In full and without alteration, give the listing again.

[begin EXERCISE INPUT]

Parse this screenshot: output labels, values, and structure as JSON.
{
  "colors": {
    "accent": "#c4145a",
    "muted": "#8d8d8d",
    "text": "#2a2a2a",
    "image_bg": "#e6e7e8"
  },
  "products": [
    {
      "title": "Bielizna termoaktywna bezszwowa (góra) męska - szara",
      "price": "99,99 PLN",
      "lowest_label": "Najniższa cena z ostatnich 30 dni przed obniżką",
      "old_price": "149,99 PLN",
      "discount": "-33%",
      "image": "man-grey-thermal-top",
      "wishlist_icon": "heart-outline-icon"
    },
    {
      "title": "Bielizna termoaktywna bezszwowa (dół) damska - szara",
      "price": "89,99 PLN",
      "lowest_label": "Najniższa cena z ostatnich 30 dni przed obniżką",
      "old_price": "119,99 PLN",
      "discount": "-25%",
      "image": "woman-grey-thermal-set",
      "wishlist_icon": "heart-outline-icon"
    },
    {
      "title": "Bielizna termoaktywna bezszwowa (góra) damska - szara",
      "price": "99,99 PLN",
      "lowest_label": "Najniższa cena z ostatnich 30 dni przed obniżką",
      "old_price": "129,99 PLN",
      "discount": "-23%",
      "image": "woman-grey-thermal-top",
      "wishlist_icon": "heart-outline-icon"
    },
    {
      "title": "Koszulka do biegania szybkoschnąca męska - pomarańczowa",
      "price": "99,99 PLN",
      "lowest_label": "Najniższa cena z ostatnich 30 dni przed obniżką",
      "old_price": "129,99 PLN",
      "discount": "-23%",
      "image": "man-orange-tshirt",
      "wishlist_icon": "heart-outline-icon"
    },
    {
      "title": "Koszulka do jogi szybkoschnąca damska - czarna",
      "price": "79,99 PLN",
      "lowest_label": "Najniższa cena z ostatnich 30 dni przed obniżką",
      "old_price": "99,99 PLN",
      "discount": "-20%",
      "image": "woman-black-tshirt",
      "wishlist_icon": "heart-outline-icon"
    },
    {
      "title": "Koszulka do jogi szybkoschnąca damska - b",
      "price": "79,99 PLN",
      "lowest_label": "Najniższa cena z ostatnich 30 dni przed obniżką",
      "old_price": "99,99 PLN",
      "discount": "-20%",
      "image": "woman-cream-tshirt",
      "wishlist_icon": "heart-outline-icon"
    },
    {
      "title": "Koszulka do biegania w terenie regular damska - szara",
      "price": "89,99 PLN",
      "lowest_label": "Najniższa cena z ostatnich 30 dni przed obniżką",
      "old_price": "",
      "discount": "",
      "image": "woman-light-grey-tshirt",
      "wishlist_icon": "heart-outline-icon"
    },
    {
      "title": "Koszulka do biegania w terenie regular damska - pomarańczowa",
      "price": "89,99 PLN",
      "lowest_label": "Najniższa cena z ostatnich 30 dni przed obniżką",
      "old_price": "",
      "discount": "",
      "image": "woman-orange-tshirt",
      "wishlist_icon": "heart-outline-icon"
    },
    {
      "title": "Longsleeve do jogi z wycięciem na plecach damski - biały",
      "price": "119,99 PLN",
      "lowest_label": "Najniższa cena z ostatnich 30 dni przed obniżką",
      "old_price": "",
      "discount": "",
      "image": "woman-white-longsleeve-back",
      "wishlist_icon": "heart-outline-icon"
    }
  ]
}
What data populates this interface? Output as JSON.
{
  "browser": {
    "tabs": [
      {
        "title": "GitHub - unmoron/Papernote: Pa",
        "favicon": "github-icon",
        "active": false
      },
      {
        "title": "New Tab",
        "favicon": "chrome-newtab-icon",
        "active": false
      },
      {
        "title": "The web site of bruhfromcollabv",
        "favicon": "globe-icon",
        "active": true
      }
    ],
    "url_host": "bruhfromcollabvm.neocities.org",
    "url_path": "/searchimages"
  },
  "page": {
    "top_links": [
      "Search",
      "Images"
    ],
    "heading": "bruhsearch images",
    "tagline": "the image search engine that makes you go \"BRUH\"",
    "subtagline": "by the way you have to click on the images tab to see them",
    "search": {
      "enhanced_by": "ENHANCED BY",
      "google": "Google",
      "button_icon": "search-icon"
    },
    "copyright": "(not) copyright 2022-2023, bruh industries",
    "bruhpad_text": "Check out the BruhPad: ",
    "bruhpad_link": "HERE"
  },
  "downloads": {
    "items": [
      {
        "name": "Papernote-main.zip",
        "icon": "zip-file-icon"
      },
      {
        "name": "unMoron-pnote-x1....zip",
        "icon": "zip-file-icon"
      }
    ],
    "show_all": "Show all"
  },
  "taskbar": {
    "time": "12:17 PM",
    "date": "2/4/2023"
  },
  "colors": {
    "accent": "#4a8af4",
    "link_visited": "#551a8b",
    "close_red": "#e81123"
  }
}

[end EXERCISE INPUT]

## FINISHED TASK
Parse this screenshot: output labels, values, and structure as JSON.
{
  "colors": {
    "accent": "#c4145a",
    "muted": "#8d8d8d",
    "text": "#2a2a2a",
    "image_bg": "#e6e7e8"
  },
  "products": [
    {
      "title": "Bielizna termoaktywna bezszwowa (góra) męska - szara",
      "price": "99,99 PLN",
      "lowest_label": "Najniższa cena z ostatnich 30 dni przed obniżką",
      "old_price": "149,99 PLN",
      "discount": "-33%",
      "image": "man-grey-thermal-top",
      "wishlist_icon": "heart-outline-icon"
    },
    {
      "title": "Bielizna termoaktywna bezszwowa (dół) damska - szara",
      "price": "89,99 PLN",
      "lowest_label": "Najniższa cena z ostatnich 30 dni przed obniżką",
      "old_price": "119,99 PLN",
      "discount": "-25%",
      "image": "woman-grey-thermal-set",
      "wishlist_icon": "heart-outline-icon"
    },
    {
      "title": "Bielizna termoaktywna bezszwowa (góra) damska - szara",
      "price": "99,99 PLN",
      "lowest_label": "Najniższa cena z ostatnich 30 dni przed obniżką",
      "old_price": "129,99 PLN",
      "discount": "-23%",
      "image": "woman-grey-thermal-top",
      "wishlist_icon": "heart-outline-icon"
    },
    {
      "title": "Koszulka do biegania szybkoschnąca męska - pomarańczowa",
      "price": "99,99 PLN",
      "lowest_label": "Najniższa cena z ostatnich 30 dni przed obniżką",
      "old_price": "129,99 PLN",
      "discount": "-23%",
      "image": "man-orange-tshirt",
      "wishlist_icon": "heart-outline-icon"
    },
    {
      "title": "Koszulka do jogi szybkoschnąca damska - czarna",
      "price": "79,99 PLN",
      "lowest_label": "Najniższa cena z ostatnich 30 dni przed obniżką",
      "old_price": "99,99 PLN",
      "discount": "-20%",
      "image": "woman-black-tshirt",
      "wishlist_icon": "heart-outline-icon"
    },
    {
      "title": "Koszulka do jogi szybkoschnąca damska - b",
      "price": "79,99 PLN",
      "lowest_label": "Najniższa cena z ostatnich 30 dni przed obniżką",
      "old_price": "99,99 PLN",
      "discount": "-20%",
      "image": "woman-cream-tshirt",
      "wishlist_icon": "heart-outline-icon"
    },
    {
      "title": "Koszulka do biegania w terenie regular damska - szara",
      "price": "89,99 PLN",
      "lowest_label": "Najniższa cena z ostatnich 30 dni przed obniżką",
      "old_price": "",
      "discount": "",
      "image": "woman-light-grey-tshirt",
      "wishlist_icon": "heart-outline-icon"
    },
    {
      "title": "Koszulka do biegania w terenie regular damska - pomarańczowa",
      "price": "89,99 PLN",
      "lowest_label": "Najniższa cena z ostatnich 30 dni przed obniżką",
      "old_price": "",
      "discount": "",
      "image": "woman-orange-tshirt",
      "wishlist_icon": "heart-outline-icon"
    },
    {
      "title": "Longsleeve do jogi z wycięciem na plecach damski - biały",
      "price": "119,99 PLN",
      "lowest_label": "Najniższa cena z ostatnich 30 dni przed obniżką",
      "old_price": "",
      "discount": "",
      "image": "woman-white-longsleeve-back",
      "wishlist_icon": "heart-outline-icon"
    }
  ]
}
What data populates this interface? Output as JSON.
{
  "browser": {
    "tabs": [
      {
        "title": "GitHub - unmoron/Papernote: Pa",
        "favicon": "github-icon",
        "active": false
      },
      {
        "title": "New Tab",
        "favicon": "chrome-newtab-icon",
        "active": false
      },
      {
        "title": "The web site of bruhfromcollabv",
        "favicon": "globe-icon",
        "active": true
      }
    ],
    "url_host": "bruhfromcollabvm.neocities.org",
    "url_path": "/searchimages"
  },
  "page": {
    "top_links": [
      "Search",
      "Images"
    ],
    "heading": "bruhsearch images",
    "tagline": "the image search engine that makes you go \"BRUH\"",
    "subtagline": "by the way you have to click on the images tab to see them",
    "search": {
      "enhanced_by": "ENHANCED BY",
      "google": "Google",
      "button_icon": "search-icon"
    },
    "copyright": "(not) copyright 2022-2023, bruh industries",
    "bruhpad_text": "Check out the BruhPad: ",
    "bruhpad_link": "HERE"
  },
  "downloads": {
    "items": [
      {
        "name": "Papernote-main.zip",
        "icon": "zip-file-icon"
      },
      {
        "name": "unMoron-pnote-x1....zip",
        "icon": "zip-file-icon"
      }
    ],
    "show_all": "Show all"
  },
  "taskbar": {
    "time": "12:17 PM",
    "date": "2/4/2023"
  },
  "colors": {
    "accent": "#4a8af4",
    "link_visited": "#551a8b",
    "close_red": "#e81123"
  }
}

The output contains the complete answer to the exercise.